● Exercise objective: Return, exactly as they appear, the lines running from the start of the records through the line that contains "button[interactable]: Home —", including both ends.
** START Exercise input **
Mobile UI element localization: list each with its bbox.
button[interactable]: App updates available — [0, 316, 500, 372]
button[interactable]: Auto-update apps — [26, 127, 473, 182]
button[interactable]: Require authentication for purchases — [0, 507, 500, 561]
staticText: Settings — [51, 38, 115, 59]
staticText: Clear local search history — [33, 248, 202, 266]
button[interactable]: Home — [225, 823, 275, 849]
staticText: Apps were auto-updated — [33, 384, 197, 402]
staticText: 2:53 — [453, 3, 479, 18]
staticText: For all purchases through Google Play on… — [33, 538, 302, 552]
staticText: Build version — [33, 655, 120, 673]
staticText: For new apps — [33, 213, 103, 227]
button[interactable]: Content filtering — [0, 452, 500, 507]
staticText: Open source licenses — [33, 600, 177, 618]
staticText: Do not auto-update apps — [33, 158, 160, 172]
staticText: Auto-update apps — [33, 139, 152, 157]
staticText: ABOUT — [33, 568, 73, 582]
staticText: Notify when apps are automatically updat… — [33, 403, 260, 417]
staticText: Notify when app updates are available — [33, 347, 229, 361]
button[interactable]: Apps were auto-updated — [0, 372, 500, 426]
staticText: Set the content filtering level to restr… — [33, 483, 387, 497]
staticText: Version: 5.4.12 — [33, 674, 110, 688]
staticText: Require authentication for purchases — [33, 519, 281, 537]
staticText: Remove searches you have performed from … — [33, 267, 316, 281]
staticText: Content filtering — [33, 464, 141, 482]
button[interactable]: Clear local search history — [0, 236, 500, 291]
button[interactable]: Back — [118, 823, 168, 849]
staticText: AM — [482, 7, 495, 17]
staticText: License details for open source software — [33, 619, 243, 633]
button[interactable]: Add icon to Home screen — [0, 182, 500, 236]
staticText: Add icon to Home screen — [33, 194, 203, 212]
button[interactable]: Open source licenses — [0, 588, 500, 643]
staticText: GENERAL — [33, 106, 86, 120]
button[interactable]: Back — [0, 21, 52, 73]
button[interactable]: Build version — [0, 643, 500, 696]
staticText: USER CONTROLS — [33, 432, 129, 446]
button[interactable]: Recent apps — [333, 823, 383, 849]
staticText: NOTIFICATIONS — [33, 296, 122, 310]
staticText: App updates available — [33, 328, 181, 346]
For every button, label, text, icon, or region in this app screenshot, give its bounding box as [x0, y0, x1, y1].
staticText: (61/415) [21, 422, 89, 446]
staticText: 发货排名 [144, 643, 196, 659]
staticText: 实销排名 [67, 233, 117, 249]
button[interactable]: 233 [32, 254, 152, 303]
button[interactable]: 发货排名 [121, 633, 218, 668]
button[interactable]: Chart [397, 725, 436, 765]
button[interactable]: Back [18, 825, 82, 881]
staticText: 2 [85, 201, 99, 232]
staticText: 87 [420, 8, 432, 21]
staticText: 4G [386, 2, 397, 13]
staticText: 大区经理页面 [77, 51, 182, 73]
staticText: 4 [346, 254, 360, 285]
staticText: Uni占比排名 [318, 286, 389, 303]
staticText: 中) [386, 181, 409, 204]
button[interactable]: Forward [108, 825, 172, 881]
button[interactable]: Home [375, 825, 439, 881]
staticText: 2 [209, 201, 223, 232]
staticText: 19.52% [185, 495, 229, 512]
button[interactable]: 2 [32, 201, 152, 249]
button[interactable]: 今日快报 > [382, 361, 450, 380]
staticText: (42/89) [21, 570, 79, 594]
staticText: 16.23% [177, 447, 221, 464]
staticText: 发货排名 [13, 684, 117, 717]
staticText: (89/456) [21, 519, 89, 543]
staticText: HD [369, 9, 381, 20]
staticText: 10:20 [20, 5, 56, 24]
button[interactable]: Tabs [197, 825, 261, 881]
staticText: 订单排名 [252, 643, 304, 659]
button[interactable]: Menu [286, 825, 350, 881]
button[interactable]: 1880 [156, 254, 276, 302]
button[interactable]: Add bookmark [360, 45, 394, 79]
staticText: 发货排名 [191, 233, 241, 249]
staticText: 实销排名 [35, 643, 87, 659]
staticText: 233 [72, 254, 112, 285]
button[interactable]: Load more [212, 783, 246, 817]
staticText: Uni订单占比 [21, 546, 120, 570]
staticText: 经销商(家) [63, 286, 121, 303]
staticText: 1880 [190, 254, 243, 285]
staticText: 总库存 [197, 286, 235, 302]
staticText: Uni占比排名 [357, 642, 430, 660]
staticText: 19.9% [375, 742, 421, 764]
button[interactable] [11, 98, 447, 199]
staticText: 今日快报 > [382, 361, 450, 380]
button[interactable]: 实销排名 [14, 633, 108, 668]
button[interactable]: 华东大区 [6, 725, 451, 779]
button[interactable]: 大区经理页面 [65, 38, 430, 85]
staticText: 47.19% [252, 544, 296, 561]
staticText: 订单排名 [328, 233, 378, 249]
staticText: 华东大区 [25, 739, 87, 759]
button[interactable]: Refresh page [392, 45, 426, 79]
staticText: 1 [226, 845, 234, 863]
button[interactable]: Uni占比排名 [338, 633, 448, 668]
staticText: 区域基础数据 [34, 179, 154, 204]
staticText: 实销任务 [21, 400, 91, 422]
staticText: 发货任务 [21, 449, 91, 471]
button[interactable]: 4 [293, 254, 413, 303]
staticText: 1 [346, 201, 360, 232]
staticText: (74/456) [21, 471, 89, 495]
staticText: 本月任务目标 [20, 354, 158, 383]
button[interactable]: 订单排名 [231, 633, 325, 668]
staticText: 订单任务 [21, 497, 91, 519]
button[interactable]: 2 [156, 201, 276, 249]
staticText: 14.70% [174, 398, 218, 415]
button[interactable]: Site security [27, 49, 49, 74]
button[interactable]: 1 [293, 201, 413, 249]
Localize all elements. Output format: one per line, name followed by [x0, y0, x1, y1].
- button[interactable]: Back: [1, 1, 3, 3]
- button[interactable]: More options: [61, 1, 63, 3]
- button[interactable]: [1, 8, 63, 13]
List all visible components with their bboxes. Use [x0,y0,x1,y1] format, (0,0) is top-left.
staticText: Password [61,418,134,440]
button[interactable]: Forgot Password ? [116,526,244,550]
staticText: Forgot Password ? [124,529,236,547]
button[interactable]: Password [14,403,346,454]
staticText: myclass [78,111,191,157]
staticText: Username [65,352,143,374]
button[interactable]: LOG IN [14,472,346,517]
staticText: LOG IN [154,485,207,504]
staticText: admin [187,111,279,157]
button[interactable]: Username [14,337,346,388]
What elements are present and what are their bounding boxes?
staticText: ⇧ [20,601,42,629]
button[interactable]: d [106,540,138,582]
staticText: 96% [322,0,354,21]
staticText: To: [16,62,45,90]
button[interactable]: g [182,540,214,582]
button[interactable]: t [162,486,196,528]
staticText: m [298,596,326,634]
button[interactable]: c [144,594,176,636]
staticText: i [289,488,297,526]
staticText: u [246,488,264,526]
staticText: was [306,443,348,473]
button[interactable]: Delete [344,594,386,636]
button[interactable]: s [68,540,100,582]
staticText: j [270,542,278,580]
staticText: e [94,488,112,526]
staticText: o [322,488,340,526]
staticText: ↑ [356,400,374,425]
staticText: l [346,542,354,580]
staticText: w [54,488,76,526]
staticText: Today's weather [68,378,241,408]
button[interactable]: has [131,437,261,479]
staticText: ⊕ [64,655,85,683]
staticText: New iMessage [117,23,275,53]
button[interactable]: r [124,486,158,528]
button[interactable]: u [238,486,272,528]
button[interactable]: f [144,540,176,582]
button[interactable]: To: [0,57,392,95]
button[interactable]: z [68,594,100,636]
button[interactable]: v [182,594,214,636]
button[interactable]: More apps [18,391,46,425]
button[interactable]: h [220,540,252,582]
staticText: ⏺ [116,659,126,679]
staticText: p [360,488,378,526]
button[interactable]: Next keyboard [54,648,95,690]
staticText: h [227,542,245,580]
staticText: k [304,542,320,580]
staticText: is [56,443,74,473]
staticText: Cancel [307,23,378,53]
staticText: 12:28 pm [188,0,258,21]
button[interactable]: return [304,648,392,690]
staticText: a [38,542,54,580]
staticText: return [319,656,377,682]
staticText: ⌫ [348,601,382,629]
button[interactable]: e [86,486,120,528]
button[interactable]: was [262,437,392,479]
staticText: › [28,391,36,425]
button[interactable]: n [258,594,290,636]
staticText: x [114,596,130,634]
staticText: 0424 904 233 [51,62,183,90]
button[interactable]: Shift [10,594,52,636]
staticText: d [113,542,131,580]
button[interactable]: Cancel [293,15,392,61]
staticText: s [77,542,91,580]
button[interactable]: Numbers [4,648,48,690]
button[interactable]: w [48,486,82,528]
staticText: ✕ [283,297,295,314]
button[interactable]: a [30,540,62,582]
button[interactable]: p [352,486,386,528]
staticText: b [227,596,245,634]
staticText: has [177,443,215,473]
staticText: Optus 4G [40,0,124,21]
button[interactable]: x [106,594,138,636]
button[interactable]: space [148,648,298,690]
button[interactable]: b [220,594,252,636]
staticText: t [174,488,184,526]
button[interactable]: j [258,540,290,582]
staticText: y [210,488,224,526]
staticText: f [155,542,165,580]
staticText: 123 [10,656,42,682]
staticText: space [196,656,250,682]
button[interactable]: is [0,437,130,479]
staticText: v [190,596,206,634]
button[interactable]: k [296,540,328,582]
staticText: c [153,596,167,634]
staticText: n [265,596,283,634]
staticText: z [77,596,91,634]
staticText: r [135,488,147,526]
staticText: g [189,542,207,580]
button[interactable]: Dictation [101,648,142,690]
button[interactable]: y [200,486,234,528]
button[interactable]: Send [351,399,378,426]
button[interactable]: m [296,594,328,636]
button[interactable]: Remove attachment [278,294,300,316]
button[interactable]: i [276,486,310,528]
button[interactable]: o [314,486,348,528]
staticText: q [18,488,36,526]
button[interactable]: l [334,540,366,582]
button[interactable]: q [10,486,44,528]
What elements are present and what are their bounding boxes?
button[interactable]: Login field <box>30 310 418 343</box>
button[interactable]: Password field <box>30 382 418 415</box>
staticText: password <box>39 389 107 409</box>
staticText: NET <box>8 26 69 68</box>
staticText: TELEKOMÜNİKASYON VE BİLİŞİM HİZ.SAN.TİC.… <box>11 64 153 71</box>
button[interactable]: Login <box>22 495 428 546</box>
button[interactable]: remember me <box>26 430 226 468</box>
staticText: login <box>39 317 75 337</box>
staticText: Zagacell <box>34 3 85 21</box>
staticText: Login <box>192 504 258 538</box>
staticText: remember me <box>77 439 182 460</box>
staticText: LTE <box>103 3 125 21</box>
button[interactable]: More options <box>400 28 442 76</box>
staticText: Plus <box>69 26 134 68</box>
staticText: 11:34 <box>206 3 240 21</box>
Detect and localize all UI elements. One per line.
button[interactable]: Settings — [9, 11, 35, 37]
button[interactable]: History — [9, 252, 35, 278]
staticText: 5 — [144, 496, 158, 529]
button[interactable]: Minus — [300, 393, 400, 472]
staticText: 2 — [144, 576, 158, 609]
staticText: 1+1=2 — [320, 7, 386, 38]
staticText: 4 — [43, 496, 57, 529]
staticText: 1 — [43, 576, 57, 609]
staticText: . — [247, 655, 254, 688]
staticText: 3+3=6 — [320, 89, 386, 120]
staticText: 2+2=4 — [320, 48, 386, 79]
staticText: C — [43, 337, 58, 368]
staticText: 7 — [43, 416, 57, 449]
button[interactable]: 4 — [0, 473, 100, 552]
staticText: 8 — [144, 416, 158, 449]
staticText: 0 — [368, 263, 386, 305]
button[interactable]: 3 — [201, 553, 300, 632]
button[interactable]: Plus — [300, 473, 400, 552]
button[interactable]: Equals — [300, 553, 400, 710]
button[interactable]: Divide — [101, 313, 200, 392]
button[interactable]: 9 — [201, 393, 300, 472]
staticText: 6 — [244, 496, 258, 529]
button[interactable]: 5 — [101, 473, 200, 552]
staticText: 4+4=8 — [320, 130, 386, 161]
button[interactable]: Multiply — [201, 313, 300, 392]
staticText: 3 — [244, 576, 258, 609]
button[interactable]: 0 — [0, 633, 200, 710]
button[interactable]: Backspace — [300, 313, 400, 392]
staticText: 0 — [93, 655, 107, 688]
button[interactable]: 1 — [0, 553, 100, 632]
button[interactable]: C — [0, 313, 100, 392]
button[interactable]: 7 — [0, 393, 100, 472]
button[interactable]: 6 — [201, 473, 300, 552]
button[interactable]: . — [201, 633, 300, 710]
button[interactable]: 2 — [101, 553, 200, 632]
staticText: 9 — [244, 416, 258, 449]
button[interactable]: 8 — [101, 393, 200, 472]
** END Exercise input **
● Output for this task:
Mobile UI element localization: list each with its bbox.
button[interactable]: App updates available — [0, 316, 500, 372]
button[interactable]: Auto-update apps — [26, 127, 473, 182]
button[interactable]: Require authentication for purchases — [0, 507, 500, 561]
staticText: Settings — [51, 38, 115, 59]
staticText: Clear local search history — [33, 248, 202, 266]
button[interactable]: Home — [225, 823, 275, 849]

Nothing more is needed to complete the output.